Records:
————

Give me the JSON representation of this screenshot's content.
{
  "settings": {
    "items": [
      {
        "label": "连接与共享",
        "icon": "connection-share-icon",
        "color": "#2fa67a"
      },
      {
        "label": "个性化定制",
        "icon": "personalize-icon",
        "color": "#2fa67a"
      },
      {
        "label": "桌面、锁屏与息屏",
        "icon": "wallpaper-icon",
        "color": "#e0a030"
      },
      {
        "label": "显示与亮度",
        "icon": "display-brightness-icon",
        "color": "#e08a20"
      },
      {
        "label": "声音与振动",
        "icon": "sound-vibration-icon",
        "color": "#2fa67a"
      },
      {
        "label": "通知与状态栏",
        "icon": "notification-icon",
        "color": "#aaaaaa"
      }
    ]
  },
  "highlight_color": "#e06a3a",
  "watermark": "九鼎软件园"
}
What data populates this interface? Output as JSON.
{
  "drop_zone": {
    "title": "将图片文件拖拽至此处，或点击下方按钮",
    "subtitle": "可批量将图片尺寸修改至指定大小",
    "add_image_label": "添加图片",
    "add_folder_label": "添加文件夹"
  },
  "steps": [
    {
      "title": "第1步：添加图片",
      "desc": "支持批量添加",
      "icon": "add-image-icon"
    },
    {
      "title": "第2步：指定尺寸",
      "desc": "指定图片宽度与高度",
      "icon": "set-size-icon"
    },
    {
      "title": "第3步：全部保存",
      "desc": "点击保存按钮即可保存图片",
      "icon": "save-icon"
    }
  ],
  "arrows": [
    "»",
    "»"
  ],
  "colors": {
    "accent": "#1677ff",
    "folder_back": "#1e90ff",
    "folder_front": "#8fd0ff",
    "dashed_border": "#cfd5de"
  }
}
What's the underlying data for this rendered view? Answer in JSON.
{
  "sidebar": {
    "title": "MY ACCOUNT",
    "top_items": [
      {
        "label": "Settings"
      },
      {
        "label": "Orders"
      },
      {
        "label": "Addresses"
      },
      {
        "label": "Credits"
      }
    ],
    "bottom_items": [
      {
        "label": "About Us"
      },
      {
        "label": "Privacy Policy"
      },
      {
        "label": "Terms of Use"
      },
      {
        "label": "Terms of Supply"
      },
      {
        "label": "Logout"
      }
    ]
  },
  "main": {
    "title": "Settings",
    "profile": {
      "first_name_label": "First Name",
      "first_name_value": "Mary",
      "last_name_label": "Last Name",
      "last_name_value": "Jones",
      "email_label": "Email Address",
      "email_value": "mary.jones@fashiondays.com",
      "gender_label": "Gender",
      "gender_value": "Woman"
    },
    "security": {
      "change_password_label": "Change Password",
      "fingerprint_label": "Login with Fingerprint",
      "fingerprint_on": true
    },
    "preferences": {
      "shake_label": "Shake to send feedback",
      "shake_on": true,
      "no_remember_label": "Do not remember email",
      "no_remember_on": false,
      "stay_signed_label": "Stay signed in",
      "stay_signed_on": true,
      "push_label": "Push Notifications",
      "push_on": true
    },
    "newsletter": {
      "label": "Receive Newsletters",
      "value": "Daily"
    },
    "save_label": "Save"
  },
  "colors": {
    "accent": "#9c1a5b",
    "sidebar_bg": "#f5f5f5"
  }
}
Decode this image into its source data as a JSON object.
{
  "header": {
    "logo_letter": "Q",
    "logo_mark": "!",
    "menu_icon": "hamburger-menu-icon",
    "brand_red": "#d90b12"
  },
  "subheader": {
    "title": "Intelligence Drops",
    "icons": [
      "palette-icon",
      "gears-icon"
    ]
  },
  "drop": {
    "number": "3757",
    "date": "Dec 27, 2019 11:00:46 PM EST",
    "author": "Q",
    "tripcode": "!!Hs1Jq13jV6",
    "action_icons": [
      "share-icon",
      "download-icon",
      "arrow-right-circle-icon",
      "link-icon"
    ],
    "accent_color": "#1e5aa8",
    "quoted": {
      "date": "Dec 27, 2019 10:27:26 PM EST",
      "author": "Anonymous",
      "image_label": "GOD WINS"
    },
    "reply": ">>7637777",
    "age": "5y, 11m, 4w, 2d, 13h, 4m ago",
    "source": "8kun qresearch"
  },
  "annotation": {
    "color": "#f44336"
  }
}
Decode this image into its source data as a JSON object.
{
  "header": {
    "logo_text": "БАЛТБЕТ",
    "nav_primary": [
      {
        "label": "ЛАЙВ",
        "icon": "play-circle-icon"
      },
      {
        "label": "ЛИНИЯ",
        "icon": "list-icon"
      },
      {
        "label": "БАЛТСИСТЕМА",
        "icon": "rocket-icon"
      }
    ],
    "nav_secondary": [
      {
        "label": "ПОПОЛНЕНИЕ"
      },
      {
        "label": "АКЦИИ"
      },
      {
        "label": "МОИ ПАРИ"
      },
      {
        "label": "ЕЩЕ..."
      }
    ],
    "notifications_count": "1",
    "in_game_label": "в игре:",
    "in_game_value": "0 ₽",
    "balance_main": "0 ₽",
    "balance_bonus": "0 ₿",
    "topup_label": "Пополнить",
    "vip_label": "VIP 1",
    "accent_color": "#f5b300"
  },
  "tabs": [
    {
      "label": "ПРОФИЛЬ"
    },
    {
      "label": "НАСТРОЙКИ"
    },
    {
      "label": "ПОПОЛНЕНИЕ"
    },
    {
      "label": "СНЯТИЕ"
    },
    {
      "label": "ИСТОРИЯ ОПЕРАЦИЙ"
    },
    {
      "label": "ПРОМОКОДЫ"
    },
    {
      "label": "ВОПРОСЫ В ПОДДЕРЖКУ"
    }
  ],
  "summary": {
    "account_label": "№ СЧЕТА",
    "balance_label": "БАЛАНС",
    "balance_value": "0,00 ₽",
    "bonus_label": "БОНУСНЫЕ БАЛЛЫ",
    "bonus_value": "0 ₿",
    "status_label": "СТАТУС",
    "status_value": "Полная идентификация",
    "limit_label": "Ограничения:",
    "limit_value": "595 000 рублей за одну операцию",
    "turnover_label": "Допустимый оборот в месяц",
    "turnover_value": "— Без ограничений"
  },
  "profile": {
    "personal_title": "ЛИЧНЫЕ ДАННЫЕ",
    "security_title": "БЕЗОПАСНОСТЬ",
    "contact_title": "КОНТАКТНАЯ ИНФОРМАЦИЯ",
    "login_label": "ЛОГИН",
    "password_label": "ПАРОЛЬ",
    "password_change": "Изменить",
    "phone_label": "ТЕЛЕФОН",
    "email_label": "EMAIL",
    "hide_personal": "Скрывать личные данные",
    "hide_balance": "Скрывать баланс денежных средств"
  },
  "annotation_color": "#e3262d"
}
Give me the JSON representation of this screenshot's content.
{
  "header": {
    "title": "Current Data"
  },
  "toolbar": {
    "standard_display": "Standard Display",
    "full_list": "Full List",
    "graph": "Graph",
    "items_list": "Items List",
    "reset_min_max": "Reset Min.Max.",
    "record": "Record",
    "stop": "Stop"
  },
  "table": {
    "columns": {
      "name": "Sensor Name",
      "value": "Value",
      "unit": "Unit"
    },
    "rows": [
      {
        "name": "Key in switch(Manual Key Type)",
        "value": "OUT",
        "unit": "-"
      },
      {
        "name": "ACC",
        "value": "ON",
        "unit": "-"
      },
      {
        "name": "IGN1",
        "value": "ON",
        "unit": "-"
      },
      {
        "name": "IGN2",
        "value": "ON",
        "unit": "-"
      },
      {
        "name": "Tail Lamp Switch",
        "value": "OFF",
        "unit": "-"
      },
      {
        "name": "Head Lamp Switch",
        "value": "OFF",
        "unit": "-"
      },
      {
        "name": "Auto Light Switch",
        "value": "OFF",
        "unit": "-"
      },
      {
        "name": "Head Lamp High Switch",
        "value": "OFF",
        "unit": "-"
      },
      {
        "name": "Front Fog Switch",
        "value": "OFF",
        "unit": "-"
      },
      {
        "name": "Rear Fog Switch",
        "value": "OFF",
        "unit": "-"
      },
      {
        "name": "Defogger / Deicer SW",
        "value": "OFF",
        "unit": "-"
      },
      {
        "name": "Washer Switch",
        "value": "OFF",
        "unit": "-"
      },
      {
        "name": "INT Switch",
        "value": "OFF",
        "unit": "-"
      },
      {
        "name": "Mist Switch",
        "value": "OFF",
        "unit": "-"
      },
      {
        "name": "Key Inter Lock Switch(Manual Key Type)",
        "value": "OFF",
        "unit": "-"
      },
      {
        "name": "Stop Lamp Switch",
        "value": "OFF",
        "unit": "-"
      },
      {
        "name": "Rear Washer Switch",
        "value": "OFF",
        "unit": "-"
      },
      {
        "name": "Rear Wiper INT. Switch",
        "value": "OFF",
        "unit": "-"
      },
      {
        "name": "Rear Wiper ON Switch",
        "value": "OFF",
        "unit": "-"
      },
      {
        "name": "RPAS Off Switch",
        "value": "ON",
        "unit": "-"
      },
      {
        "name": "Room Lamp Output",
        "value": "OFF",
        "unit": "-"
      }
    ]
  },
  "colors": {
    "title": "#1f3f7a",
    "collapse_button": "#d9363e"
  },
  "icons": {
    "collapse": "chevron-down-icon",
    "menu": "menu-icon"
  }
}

————

The problem: Scan the material for lines with the word "Lamp", and copy each line you find.

Solution to the exercise:
        "name": "Tail Lamp Switch",
        "name": "Head Lamp Switch",
        "name": "Head Lamp High Switch",
        "name": "Stop Lamp Switch",
        "name": "Room Lamp Output",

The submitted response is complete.